#### Excerpts from a figure dataset

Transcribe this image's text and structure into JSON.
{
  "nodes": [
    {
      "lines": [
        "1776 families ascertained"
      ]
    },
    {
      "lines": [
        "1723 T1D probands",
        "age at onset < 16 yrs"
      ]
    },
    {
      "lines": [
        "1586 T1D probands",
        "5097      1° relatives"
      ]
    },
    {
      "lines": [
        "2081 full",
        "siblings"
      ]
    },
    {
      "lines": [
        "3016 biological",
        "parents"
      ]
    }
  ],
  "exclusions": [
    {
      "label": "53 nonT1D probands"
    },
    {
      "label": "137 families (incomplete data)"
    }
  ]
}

#### Aim of the task
The whole listing above needs to be written out again exactly.

#### The solution
Transcribe this image's text and structure into JSON.
{
  "nodes": [
    {
      "lines": [
        "1776 families ascertained"
      ]
    },
    {
      "lines": [
        "1723 T1D probands",
        "age at onset < 16 yrs"
      ]
    },
    {
      "lines": [
        "1586 T1D probands",
        "5097      1° relatives"
      ]
    },
    {
      "lines": [
        "2081 full",
        "siblings"
      ]
    },
    {
      "lines": [
        "3016 biological",
        "parents"
      ]
    }
  ],
  "exclusions": [
    {
      "label": "53 nonT1D probands"
    },
    {
      "label": "137 families (incomplete data)"
    }
  ]
}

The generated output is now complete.